- [DIRECTION]: Make an exact copy of each entry, leaving out every picture.

- [DATA TO PROCESS]:
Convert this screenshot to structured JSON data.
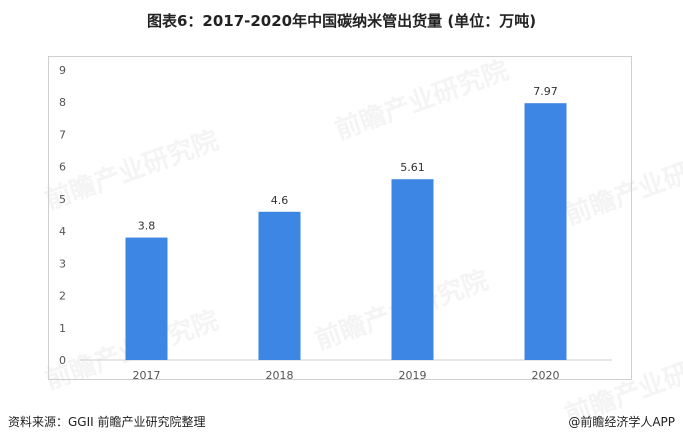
{
  "title": "图表6：2017-2020年中国碳纳米管出货量 (单位：万吨)",
  "source": "资料来源：GGII 前瞻产业研究院整理",
  "credit": "@前瞻经济学人APP",
  "watermark": "前瞻产业研究院",
  "colors": {
    "bar": "#3d86e3",
    "axis": "#cfcfcf"
  },
  "chart_data": {
    "type": "bar",
    "categories": [
      "2017",
      "2018",
      "2019",
      "2020"
    ],
    "values": [
      3.8,
      4.6,
      5.61,
      7.97
    ],
    "data_labels": [
      "3.8",
      "4.6",
      "5.61",
      "7.97"
    ],
    "title": "图表6：2017-2020年中国碳纳米管出货量 (单位：万吨)",
    "xlabel": "",
    "ylabel": "",
    "ylim": [
      0,
      9
    ],
    "yticks": [
      "0",
      "1",
      "2",
      "3",
      "4",
      "5",
      "6",
      "7",
      "8",
      "9"
    ],
    "grid": false,
    "legend": "none"
  }
}
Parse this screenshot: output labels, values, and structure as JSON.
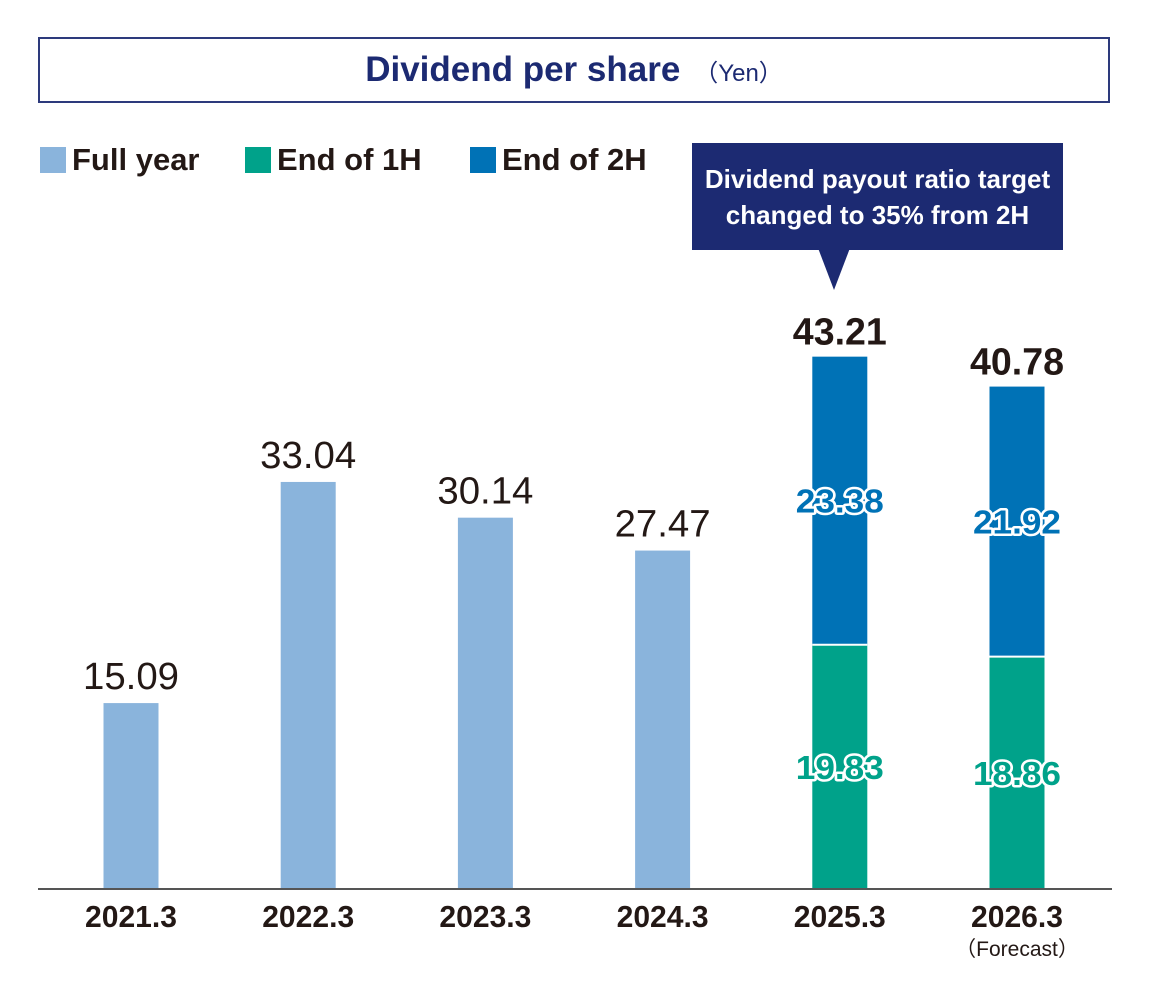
{
  "title": "Dividend per share",
  "unit": "（Yen）",
  "legend": [
    {
      "label": "Full year",
      "color": "#8ab4dc"
    },
    {
      "label": "End of 1H",
      "color": "#00a28a"
    },
    {
      "label": "End of 2H",
      "color": "#0072b6"
    }
  ],
  "callout": {
    "line1": "Dividend payout ratio target",
    "line2": "changed to 35% from 2H"
  },
  "chart_data": {
    "type": "bar",
    "categories": [
      "2021.3",
      "2022.3",
      "2023.3",
      "2024.3",
      "2025.3",
      "2026.3"
    ],
    "category_notes": [
      "",
      "",
      "",
      "",
      "",
      "（Forecast）"
    ],
    "series": [
      {
        "name": "Full year",
        "values": [
          15.09,
          33.04,
          30.14,
          27.47,
          null,
          null
        ]
      },
      {
        "name": "End of 1H",
        "values": [
          null,
          null,
          null,
          null,
          19.83,
          18.86
        ]
      },
      {
        "name": "End of 2H",
        "values": [
          null,
          null,
          null,
          null,
          23.38,
          21.92
        ]
      }
    ],
    "totals": [
      null,
      null,
      null,
      null,
      43.21,
      40.78
    ],
    "ylim": [
      0,
      48
    ],
    "colors": {
      "full_year": "#8ab4dc",
      "first_half": "#00a28a",
      "second_half": "#0072b6"
    }
  }
}
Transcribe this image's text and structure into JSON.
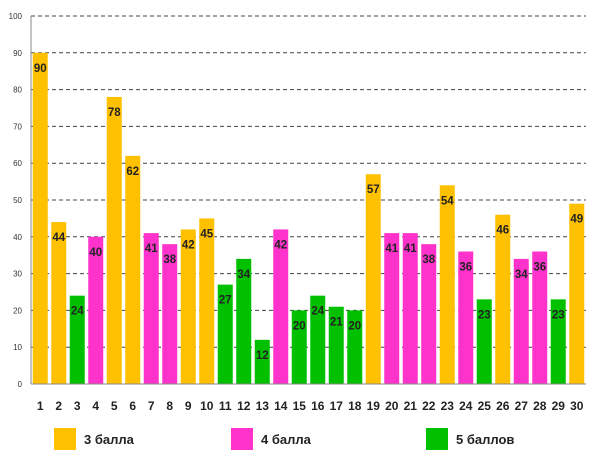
{
  "chart_data": {
    "type": "bar",
    "title": "",
    "xlabel": "",
    "ylabel": "",
    "ylim": [
      0,
      100
    ],
    "yticks": [
      0,
      10,
      20,
      30,
      40,
      50,
      60,
      70,
      80,
      90,
      100
    ],
    "grid": true,
    "legend_position": "bottom",
    "categories": [
      "1",
      "2",
      "3",
      "4",
      "5",
      "6",
      "7",
      "8",
      "9",
      "10",
      "11",
      "12",
      "13",
      "14",
      "15",
      "16",
      "17",
      "18",
      "19",
      "20",
      "21",
      "22",
      "23",
      "24",
      "25",
      "26",
      "27",
      "28",
      "29",
      "30"
    ],
    "values": [
      90,
      44,
      24,
      40,
      78,
      62,
      41,
      38,
      42,
      45,
      27,
      34,
      12,
      42,
      20,
      24,
      21,
      20,
      57,
      41,
      41,
      38,
      54,
      36,
      23,
      46,
      34,
      36,
      23,
      49
    ],
    "bar_group": [
      0,
      0,
      2,
      1,
      0,
      0,
      1,
      1,
      0,
      0,
      2,
      2,
      2,
      1,
      2,
      2,
      2,
      2,
      0,
      1,
      1,
      1,
      0,
      1,
      2,
      0,
      1,
      1,
      2,
      0
    ],
    "series": [
      {
        "name": "3 балла",
        "color": "#FFC000"
      },
      {
        "name": "4 балла",
        "color": "#FF33CC"
      },
      {
        "name": "5 баллов",
        "color": "#00C000"
      }
    ]
  }
}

- [EXERCISE RESPONSE]:
Convert this screenshot to structured JSON data.
{
  "title": "图表6：2017-2020年中国碳纳米管出货量 (单位：万吨)",
  "source": "资料来源：GGII 前瞻产业研究院整理",
  "credit": "@前瞻经济学人APP",
  "watermark": "前瞻产业研究院",
  "colors": {
    "bar": "#3d86e3",
    "axis": "#cfcfcf"
  },
  "chart_data": {
    "type": "bar",
    "categories": [
      "2017",
      "2018",
      "2019",
      "2020"
    ],
    "values": [
      3.8,
      4.6,
      5.61,
      7.97
    ],
    "data_labels": [
      "3.8",
      "4.6",
      "5.61",
      "7.97"
    ],
    "title": "图表6：2017-2020年中国碳纳米管出货量 (单位：万吨)",
    "xlabel": "",
    "ylabel": "",
    "ylim": [
      0,
      9
    ],
    "yticks": [
      "0",
      "1",
      "2",
      "3",
      "4",
      "5",
      "6",
      "7",
      "8",
      "9"
    ],
    "grid": false,
    "legend": "none"
  }
}
Parse this screenshot: output labels, values, and structure as JSON.
{
  "title": "Dividend per share",
  "unit": "（Yen）",
  "legend": [
    {
      "label": "Full year",
      "color": "#8ab4dc"
    },
    {
      "label": "End of 1H",
      "color": "#00a28a"
    },
    {
      "label": "End of 2H",
      "color": "#0072b6"
    }
  ],
  "callout": {
    "line1": "Dividend payout ratio target",
    "line2": "changed to 35% from 2H"
  },
  "chart_data": {
    "type": "bar",
    "categories": [
      "2021.3",
      "2022.3",
      "2023.3",
      "2024.3",
      "2025.3",
      "2026.3"
    ],
    "category_notes": [
      "",
      "",
      "",
      "",
      "",
      "（Forecast）"
    ],
    "series": [
      {
        "name": "Full year",
        "values": [
          15.09,
          33.04,
          30.14,
          27.47,
          null,
          null
        ]
      },
      {
        "name": "End of 1H",
        "values": [
          null,
          null,
          null,
          null,
          19.83,
          18.86
        ]
      },
      {
        "name": "End of 2H",
        "values": [
          null,
          null,
          null,
          null,
          23.38,
          21.92
        ]
      }
    ],
    "totals": [
      null,
      null,
      null,
      null,
      43.21,
      40.78
    ],
    "ylim": [
      0,
      48
    ],
    "colors": {
      "full_year": "#8ab4dc",
      "first_half": "#00a28a",
      "second_half": "#0072b6"
    }
  }
}
Transcribe this image's text and structure into JSON.
{
  "chart_data": {
    "type": "bar",
    "title": "",
    "xlabel": "",
    "ylabel": "",
    "ylim": [
      0,
      100
    ],
    "yticks": [
      0,
      10,
      20,
      30,
      40,
      50,
      60,
      70,
      80,
      90,
      100
    ],
    "grid": true,
    "legend_position": "bottom",
    "categories": [
      "1",
      "2",
      "3",
      "4",
      "5",
      "6",
      "7",
      "8",
      "9",
      "10",
      "11",
      "12",
      "13",
      "14",
      "15",
      "16",
      "17",
      "18",
      "19",
      "20",
      "21",
      "22",
      "23",
      "24",
      "25",
      "26",
      "27",
      "28",
      "29",
      "30"
    ],
    "values": [
      90,
      44,
      24,
      40,
      78,
      62,
      41,
      38,
      42,
      45,
      27,
      34,
      12,
      42,
      20,
      24,
      21,
      20,
      57,
      41,
      41,
      38,
      54,
      36,
      23,
      46,
      34,
      36,
      23,
      49
    ],
    "bar_group": [
      0,
      0,
      2,
      1,
      0,
      0,
      1,
      1,
      0,
      0,
      2,
      2,
      2,
      1,
      2,
      2,
      2,
      2,
      0,
      1,
      1,
      1,
      0,
      1,
      2,
      0,
      1,
      1,
      2,
      0
    ],
    "series": [
      {
        "name": "3 балла",
        "color": "#FFC000"
      },
      {
        "name": "4 балла",
        "color": "#FF33CC"
      },
      {
        "name": "5 баллов",
        "color": "#00C000"
      }
    ]
  }
}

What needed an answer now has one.